*** Opening of DATASET RECORDS ***

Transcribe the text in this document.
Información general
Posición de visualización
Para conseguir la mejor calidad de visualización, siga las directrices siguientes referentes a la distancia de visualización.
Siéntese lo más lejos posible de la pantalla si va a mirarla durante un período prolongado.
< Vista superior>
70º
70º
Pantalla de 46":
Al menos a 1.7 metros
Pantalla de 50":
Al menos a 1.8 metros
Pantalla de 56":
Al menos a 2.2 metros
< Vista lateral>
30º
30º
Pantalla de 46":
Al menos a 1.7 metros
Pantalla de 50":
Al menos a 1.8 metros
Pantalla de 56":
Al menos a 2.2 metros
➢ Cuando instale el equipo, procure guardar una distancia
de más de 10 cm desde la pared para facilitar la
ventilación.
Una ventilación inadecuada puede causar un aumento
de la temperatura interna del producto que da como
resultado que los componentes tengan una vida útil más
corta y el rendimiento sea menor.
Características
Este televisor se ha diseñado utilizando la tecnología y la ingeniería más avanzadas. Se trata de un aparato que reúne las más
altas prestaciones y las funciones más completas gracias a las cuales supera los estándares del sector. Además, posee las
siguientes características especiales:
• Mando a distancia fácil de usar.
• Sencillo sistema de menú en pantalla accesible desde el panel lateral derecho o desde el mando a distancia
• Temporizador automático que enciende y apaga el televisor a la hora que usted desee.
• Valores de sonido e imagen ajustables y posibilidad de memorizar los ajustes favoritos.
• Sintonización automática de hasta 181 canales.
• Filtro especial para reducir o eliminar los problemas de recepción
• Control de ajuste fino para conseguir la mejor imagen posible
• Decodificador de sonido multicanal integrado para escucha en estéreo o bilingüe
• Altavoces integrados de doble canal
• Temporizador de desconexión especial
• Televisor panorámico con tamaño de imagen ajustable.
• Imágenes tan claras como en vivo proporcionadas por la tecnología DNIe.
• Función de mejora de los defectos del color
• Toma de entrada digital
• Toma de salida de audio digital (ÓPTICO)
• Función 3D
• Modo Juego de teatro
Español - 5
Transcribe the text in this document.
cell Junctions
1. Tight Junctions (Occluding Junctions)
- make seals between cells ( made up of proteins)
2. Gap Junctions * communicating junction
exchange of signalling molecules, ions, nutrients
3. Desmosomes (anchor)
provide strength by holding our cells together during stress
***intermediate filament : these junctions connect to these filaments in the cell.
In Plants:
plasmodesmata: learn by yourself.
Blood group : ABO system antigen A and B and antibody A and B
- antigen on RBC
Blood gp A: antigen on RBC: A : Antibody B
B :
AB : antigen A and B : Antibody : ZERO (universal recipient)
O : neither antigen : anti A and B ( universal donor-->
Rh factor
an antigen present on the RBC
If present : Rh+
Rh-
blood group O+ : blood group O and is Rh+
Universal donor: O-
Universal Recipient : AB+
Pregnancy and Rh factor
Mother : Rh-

*** Close of DATASET RECORDS ***

An exact transcription of all the entries is needed.

RESPONSE BOX.
Transcribe the text in this document.
Información general
Posición de visualización
Para conseguir la mejor calidad de visualización, siga las directrices siguientes referentes a la distancia de visualización.
Siéntese lo más lejos posible de la pantalla si va a mirarla durante un período prolongado.
< Vista superior>
70º
70º
Pantalla de 46":
Al menos a 1.7 metros
Pantalla de 50":
Al menos a 1.8 metros
Pantalla de 56":
Al menos a 2.2 metros
< Vista lateral>
30º
30º
Pantalla de 46":
Al menos a 1.7 metros
Pantalla de 50":
Al menos a 1.8 metros
Pantalla de 56":
Al menos a 2.2 metros
➢ Cuando instale el equipo, procure guardar una distancia
de más de 10 cm desde la pared para facilitar la
ventilación.
Una ventilación inadecuada puede causar un aumento
de la temperatura interna del producto que da como
resultado que los componentes tengan una vida útil más
corta y el rendimiento sea menor.
Características
Este televisor se ha diseñado utilizando la tecnología y la ingeniería más avanzadas. Se trata de un aparato que reúne las más
altas prestaciones y las funciones más completas gracias a las cuales supera los estándares del sector. Además, posee las
siguientes características especiales:
• Mando a distancia fácil de usar.
• Sencillo sistema de menú en pantalla accesible desde el panel lateral derecho o desde el mando a distancia
• Temporizador automático que enciende y apaga el televisor a la hora que usted desee.
• Valores de sonido e imagen ajustables y posibilidad de memorizar los ajustes favoritos.
• Sintonización automática de hasta 181 canales.
• Filtro especial para reducir o eliminar los problemas de recepción
• Control de ajuste fino para conseguir la mejor imagen posible
• Decodificador de sonido multicanal integrado para escucha en estéreo o bilingüe
• Altavoces integrados de doble canal
• Temporizador de desconexión especial
• Televisor panorámico con tamaño de imagen ajustable.
• Imágenes tan claras como en vivo proporcionadas por la tecnología DNIe.
• Función de mejora de los defectos del color
• Toma de entrada digital
• Toma de salida de audio digital (ÓPTICO)
• Función 3D
• Modo Juego de teatro
Español - 5
Transcribe the text in this document.
cell Junctions
1. Tight Junctions (Occluding Junctions)
- make seals between cells ( made up of proteins)
2. Gap Junctions * communicating junction
exchange of signalling molecules, ions, nutrients
3. Desmosomes (anchor)
provide strength by holding our cells together during stress
***intermediate filament : these junctions connect to these filaments in the cell.
In Plants:
plasmodesmata: learn by yourself.
Blood group : ABO system antigen A and B and antibody A and B
- antigen on RBC
Blood gp A: antigen on RBC: A : Antibody B
B :
AB : antigen A and B : Antibody : ZERO (universal recipient)
O : neither antigen : anti A and B ( universal donor-->
Rh factor
an antigen present on the RBC
If present : Rh+
Rh-
blood group O+ : blood group O and is Rh+
Universal donor: O-
Universal Recipient : AB+
Pregnancy and Rh factor
Mother : Rh-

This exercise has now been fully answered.